Omit the pictures, then reproduce every remaining record exactly.

[begin Record list]

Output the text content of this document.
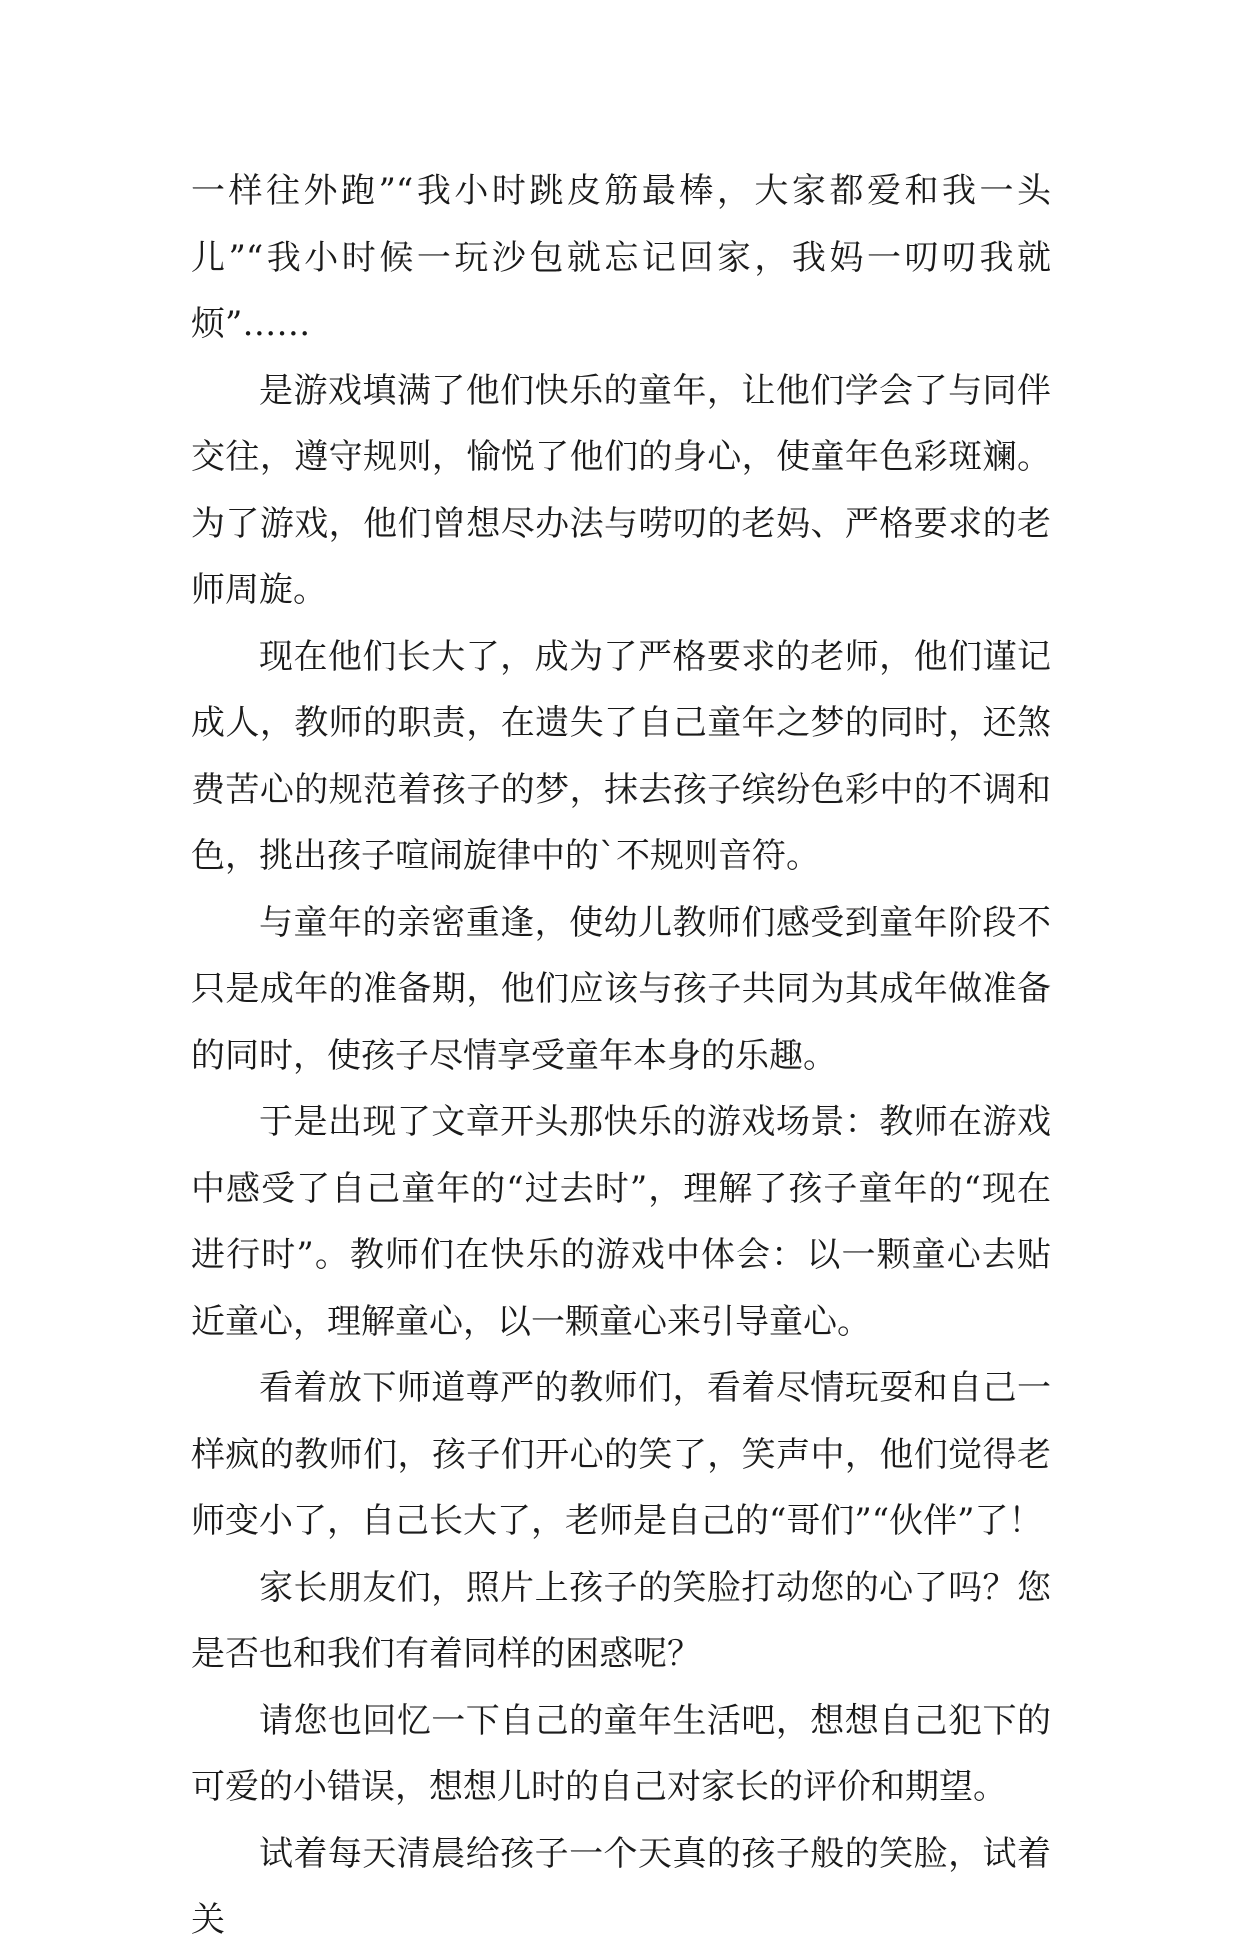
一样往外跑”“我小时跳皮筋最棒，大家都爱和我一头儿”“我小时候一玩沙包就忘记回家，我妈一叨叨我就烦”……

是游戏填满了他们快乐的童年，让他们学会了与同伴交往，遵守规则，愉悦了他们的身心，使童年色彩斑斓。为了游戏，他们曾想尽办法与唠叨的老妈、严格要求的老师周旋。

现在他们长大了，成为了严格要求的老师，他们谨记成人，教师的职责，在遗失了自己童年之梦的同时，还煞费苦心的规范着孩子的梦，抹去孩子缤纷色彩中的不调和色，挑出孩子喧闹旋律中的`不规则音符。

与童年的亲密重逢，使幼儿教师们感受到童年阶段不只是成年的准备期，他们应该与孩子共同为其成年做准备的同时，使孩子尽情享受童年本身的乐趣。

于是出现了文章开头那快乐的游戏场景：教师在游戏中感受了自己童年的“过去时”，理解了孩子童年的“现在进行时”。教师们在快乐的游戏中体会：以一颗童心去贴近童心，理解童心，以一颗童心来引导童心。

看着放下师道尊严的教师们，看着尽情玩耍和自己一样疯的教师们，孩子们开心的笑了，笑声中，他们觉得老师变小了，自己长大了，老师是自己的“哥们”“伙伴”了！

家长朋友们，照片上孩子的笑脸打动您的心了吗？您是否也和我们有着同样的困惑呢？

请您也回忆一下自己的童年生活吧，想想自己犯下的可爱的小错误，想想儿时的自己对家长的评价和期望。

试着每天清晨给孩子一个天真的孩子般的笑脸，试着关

[end Record list]

Complete answer >>
Output the text content of this document.
一样往外跑”“我小时跳皮筋最棒，大家都爱和我一头儿”“我小时候一玩沙包就忘记回家，我妈一叨叨我就烦”……

是游戏填满了他们快乐的童年，让他们学会了与同伴交往，遵守规则，愉悦了他们的身心，使童年色彩斑斓。为了游戏，他们曾想尽办法与唠叨的老妈、严格要求的老师周旋。

现在他们长大了，成为了严格要求的老师，他们谨记成人，教师的职责，在遗失了自己童年之梦的同时，还煞费苦心的规范着孩子的梦，抹去孩子缤纷色彩中的不调和色，挑出孩子喧闹旋律中的`不规则音符。

与童年的亲密重逢，使幼儿教师们感受到童年阶段不只是成年的准备期，他们应该与孩子共同为其成年做准备的同时，使孩子尽情享受童年本身的乐趣。

于是出现了文章开头那快乐的游戏场景：教师在游戏中感受了自己童年的“过去时”，理解了孩子童年的“现在进行时”。教师们在快乐的游戏中体会：以一颗童心去贴近童心，理解童心，以一颗童心来引导童心。

看着放下师道尊严的教师们，看着尽情玩耍和自己一样疯的教师们，孩子们开心的笑了，笑声中，他们觉得老师变小了，自己长大了，老师是自己的“哥们”“伙伴”了！

家长朋友们，照片上孩子的笑脸打动您的心了吗？您是否也和我们有着同样的困惑呢？

请您也回忆一下自己的童年生活吧，想想自己犯下的可爱的小错误，想想儿时的自己对家长的评价和期望。

试着每天清晨给孩子一个天真的孩子般的笑脸，试着关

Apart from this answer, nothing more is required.